#### Document excerpt

When I was a kid, I loved my Game Boy Advance. It was the only console I had for most of my childhood, and I was fine with that. Eventually, though, I wanted to upgrade. For some reason, I decided that the upgrade I’d really like to make was from GBA to the coveted Game Boy Advance SP. Anyone remember the SP? It was sort of like a pre-DS: a Game Boy Advance, which didn’t play any differently or have any upgraded specs or anything, it just had a flip screen and a backlight. Still, it seemed like a magical step up into more exciting and advanced hardware, so I saved up all the money I had for a few months until finally I could persuade my parents to contribute the final few pounds and I could have my beautiful SP.

Now, there was also this fancy, new-fangled thing called the PlayStation 2 around the time that I was building my little fortune. I say new-fangled, all my friends had had them for years. (Just looked it up and the PS2 was first released in 2000, which is absolutely mental to me. I didn’t get one until I was at least ten, which was in ‘04, and it still seemed like an amazing new piece of kit at the time.) Anyway, I was aware of the PS2. I’d played stuff like Theme Park World and Lord of the Rings: The Third Age on my friend’s console, and been astonished by how unbelievably amazing the whole thing was. ‘This is so much better than a GBA!’ thought nine-year-old me, nevertheless continuing to save towards getting a new version of the GBA that was absolutely no improvement over the old one.

########

* Task A
Write out the piece about saving up for a Game Boy Advance SP again, word for word.

#### Extracted material

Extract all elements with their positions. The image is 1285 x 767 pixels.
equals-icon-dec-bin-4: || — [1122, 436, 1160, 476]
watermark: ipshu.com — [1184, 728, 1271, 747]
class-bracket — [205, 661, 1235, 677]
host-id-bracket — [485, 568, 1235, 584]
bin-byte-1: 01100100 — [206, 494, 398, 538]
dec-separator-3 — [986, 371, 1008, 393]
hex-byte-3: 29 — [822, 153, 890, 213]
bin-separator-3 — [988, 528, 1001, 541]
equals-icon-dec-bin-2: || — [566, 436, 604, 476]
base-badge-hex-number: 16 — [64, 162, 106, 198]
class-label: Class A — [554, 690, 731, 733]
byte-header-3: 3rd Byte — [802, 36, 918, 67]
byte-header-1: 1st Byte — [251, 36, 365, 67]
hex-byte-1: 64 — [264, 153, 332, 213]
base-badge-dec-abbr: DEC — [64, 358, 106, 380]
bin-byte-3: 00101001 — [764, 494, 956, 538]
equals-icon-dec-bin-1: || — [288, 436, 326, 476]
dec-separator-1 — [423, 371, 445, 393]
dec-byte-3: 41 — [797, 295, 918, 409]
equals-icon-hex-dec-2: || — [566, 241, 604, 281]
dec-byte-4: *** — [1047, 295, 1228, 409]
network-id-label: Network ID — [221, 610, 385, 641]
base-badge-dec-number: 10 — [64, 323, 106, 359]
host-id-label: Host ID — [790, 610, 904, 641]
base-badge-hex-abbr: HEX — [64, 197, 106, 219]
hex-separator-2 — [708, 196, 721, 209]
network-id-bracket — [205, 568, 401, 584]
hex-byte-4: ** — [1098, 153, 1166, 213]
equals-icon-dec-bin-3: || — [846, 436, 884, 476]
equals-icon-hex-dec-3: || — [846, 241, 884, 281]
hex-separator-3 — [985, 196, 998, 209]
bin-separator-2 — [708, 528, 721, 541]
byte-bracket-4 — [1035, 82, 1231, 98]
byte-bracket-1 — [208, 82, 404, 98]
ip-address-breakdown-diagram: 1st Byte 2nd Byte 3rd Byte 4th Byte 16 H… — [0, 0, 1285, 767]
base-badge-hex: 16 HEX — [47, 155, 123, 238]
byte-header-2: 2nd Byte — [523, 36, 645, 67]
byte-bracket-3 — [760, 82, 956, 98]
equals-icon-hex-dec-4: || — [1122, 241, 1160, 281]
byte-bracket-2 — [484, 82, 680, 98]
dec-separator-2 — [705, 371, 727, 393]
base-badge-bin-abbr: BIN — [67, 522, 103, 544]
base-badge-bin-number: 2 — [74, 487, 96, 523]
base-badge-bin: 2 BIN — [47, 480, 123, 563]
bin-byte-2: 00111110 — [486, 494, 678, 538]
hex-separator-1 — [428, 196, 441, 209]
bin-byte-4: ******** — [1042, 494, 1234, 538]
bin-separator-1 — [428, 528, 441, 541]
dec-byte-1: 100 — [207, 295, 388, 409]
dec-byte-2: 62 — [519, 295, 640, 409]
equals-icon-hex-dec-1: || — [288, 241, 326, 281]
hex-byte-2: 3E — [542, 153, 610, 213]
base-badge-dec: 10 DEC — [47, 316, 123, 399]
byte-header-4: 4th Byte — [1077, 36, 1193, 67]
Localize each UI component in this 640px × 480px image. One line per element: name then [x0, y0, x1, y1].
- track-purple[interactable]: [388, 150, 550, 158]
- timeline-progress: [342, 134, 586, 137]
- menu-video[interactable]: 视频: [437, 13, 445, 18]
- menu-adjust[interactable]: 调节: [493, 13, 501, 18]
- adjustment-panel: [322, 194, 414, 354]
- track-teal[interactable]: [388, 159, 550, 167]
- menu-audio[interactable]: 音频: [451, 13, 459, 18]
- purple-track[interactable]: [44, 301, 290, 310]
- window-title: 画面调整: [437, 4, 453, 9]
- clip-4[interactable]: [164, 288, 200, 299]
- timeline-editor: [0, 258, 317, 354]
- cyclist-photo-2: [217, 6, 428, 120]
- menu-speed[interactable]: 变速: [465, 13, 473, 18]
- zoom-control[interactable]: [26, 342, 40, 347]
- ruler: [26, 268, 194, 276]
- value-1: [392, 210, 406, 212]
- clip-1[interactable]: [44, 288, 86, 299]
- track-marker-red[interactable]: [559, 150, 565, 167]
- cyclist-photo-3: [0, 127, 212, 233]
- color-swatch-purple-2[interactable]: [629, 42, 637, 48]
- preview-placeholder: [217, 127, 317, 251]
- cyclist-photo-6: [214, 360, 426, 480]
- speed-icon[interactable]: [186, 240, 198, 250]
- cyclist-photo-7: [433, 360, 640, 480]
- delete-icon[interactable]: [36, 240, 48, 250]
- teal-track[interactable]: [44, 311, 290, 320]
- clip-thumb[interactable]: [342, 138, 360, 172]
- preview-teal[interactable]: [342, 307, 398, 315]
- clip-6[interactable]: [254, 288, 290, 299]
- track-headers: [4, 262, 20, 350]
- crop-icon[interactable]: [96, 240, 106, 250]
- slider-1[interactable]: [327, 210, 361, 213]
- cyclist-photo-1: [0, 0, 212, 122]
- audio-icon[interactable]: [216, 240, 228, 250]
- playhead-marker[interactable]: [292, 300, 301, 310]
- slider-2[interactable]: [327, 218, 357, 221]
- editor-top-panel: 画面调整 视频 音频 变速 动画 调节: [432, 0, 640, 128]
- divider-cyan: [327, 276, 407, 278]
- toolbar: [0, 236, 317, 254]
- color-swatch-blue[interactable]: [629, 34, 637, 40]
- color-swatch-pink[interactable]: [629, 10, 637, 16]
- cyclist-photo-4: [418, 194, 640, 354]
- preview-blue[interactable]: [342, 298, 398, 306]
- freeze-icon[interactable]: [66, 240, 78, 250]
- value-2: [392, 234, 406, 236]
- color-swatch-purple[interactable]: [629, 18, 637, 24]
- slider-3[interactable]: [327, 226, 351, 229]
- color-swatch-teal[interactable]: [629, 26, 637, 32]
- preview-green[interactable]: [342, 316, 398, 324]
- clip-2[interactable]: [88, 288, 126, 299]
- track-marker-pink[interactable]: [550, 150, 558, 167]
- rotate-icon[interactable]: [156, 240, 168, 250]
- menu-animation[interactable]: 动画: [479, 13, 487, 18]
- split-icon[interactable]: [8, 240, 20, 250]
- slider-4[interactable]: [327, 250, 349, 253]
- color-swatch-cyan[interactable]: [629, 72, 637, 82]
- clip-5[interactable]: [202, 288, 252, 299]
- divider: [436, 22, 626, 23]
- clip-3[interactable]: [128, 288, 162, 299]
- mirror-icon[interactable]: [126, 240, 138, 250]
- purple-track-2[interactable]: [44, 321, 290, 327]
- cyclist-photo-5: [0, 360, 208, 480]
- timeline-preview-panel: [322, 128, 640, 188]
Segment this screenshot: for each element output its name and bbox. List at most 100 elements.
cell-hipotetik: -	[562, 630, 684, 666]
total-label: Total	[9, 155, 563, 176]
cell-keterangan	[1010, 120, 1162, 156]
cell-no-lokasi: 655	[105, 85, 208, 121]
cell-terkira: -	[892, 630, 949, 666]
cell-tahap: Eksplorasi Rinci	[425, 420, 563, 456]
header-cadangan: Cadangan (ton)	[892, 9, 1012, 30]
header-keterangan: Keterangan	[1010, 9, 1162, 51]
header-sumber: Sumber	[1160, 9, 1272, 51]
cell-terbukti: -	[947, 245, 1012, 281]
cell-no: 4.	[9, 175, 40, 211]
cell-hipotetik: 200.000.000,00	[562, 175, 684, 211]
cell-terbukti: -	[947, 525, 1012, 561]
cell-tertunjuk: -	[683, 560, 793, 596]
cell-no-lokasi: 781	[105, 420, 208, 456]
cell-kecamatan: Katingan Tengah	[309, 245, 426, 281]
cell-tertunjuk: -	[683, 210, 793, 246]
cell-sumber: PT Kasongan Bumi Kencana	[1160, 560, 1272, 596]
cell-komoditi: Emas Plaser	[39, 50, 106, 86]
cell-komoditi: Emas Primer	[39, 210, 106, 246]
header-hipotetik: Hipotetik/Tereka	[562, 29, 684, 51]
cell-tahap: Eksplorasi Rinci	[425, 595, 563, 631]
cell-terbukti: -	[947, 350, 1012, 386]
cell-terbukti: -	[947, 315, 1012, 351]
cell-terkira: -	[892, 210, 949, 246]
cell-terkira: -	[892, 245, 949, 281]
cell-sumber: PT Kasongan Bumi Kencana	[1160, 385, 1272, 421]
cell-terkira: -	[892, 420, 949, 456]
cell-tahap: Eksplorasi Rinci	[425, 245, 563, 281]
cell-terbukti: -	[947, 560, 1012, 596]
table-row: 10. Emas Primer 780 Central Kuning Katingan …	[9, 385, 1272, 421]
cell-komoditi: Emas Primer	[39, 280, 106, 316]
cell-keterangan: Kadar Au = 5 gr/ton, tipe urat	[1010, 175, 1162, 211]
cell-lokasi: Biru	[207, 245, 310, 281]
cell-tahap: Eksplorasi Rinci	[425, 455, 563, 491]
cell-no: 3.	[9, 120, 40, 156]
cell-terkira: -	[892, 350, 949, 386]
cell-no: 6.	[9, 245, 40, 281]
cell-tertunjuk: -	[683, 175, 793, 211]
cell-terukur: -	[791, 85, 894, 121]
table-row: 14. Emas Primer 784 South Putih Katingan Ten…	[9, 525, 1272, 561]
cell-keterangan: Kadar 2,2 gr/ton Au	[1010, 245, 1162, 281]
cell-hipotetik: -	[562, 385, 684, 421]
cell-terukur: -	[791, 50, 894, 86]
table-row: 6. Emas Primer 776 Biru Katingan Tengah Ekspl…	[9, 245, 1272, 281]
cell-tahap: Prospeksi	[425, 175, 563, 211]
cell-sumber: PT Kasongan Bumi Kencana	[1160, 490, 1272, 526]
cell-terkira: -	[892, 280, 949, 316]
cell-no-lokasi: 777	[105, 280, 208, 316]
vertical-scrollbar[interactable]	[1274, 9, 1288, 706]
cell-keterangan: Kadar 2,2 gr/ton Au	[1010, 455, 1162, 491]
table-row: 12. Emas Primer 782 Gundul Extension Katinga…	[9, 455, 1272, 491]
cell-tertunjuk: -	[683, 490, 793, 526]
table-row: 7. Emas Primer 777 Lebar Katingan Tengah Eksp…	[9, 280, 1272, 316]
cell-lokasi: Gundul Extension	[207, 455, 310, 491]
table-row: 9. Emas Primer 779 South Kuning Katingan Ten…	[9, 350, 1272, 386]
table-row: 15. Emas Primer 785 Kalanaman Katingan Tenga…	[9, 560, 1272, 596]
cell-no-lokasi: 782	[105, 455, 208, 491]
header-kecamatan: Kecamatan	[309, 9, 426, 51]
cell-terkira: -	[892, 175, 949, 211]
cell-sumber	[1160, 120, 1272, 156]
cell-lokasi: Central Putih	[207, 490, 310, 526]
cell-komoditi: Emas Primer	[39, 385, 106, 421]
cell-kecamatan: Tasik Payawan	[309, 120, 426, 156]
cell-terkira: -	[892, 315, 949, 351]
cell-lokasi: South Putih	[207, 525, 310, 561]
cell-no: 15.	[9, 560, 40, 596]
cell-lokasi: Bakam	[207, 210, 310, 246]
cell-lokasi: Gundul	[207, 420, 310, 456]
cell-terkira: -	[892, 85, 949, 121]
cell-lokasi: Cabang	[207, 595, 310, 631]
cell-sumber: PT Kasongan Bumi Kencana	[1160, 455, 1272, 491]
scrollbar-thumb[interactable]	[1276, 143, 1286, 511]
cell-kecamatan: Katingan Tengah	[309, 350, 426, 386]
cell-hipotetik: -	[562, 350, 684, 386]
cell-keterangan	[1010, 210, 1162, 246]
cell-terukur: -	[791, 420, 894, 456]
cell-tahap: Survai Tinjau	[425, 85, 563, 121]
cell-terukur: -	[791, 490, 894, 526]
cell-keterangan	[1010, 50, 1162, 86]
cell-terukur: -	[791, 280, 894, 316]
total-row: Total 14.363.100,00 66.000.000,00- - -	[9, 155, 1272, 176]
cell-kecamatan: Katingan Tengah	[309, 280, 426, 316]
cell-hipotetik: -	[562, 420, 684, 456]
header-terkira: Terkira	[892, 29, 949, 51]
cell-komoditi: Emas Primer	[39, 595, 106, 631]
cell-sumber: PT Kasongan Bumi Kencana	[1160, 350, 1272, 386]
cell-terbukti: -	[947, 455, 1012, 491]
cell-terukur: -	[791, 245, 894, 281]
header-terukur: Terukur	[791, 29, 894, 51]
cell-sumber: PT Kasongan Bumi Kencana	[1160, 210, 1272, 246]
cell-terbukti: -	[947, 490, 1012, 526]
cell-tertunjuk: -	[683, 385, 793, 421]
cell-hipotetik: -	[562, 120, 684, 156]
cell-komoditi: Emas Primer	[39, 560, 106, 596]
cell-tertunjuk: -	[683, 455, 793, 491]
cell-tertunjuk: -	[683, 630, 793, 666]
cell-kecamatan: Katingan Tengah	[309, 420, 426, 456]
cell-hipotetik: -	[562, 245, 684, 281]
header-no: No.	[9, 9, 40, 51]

########

* Task B
Turn the entries into a numbered list, leaving out blank lines, starting at the first line of the entries and ending at the line that contains "dec-separator-2 — [705, 371, 727, 393]", with both of those lines included.

* Written response A
When I was a kid, I loved my Game Boy Advance. It was the only console I had for most of my childhood, and I was fine with that. Eventually, though, I wanted to upgrade. For some reason, I decided that the upgrade I’d really like to make was from GBA to the coveted Game Boy Advance SP. Anyone remember the SP? It was sort of like a pre-DS: a Game Boy Advance, which didn’t play any differently or have any upgraded specs or anything, it just had a flip screen and a backlight. Still, it seemed like a magical step up into more exciting and advanced hardware, so I saved up all the money I had for a few months until finally I could persuade my parents to contribute the final few pounds and I could have my beautiful SP.

Now, there was also this fancy, new-fangled thing called the PlayStation 2 around the time that I was building my little fortune. I say new-fangled, all my friends had had them for years. (Just looked it up and the PS2 was first released in 2000, which is absolutely mental to me. I didn’t get one until I was at least ten, which was in ‘04, and it still seemed like an amazing new piece of kit at the time.) Anyway, I was aware of the PS2. I’d played stuff like Theme Park World and Lord of the Rings: The Third Age on my friend’s console, and been astonished by how unbelievably amazing the whole thing was. ‘This is so much better than a GBA!’ thought nine-year-old me, nevertheless continuing to save towards getting a new version of the GBA that was absolutely no improvement over the old one.

* Written response B
1. Extract all elements with their positions. The image is 1285 x 767 pixels.
2. equals-icon-dec-bin-4: || — [1122, 436, 1160, 476]
3. watermark: ipshu.com — [1184, 728, 1271, 747]
4. class-bracket — [205, 661, 1235, 677]
5. host-id-bracket — [485, 568, 1235, 584]
6. bin-byte-1: 01100100 — [206, 494, 398, 538]
7. dec-separator-3 — [986, 371, 1008, 393]
8. hex-byte-3: 29 — [822, 153, 890, 213]
9. bin-separator-3 — [988, 528, 1001, 541]
10. equals-icon-dec-bin-2: || — [566, 436, 604, 476]
11. base-badge-hex-number: 16 — [64, 162, 106, 198]
12. class-label: Class A — [554, 690, 731, 733]
13. byte-header-3: 3rd Byte — [802, 36, 918, 67]
14. byte-header-1: 1st Byte — [251, 36, 365, 67]
15. hex-byte-1: 64 — [264, 153, 332, 213]
16. base-badge-dec-abbr: DEC — [64, 358, 106, 380]
17. bin-byte-3: 00101001 — [764, 494, 956, 538]
18. equals-icon-dec-bin-1: || — [288, 436, 326, 476]
19. dec-separator-1 — [423, 371, 445, 393]
20. dec-byte-3: 41 — [797, 295, 918, 409]
21. equals-icon-hex-dec-2: || — [566, 241, 604, 281]
22. dec-byte-4: *** — [1047, 295, 1228, 409]
23. network-id-label: Network ID — [221, 610, 385, 641]
24. base-badge-dec-number: 10 — [64, 323, 106, 359]
25. host-id-label: Host ID — [790, 610, 904, 641]
26. base-badge-hex-abbr: HEX — [64, 197, 106, 219]
27. hex-separator-2 — [708, 196, 721, 209]
28. network-id-bracket — [205, 568, 401, 584]
29. hex-byte-4: ** — [1098, 153, 1166, 213]
30. equals-icon-dec-bin-3: || — [846, 436, 884, 476]
31. equals-icon-hex-dec-3: || — [846, 241, 884, 281]
32. hex-separator-3 — [985, 196, 998, 209]
33. bin-separator-2 — [708, 528, 721, 541]
34. byte-bracket-4 — [1035, 82, 1231, 98]
35. byte-bracket-1 — [208, 82, 404, 98]
36. ip-address-breakdown-diagram: 1st Byte 2nd Byte 3rd Byte 4th Byte 16 H… — [0, 0, 1285, 767]
37. base-badge-hex: 16 HEX — [47, 155, 123, 238]
38. byte-header-2: 2nd Byte — [523, 36, 645, 67]
39. byte-bracket-3 — [760, 82, 956, 98]
40. equals-icon-hex-dec-4: || — [1122, 241, 1160, 281]
41. byte-bracket-2 — [484, 82, 680, 98]
42. dec-separator-2 — [705, 371, 727, 393]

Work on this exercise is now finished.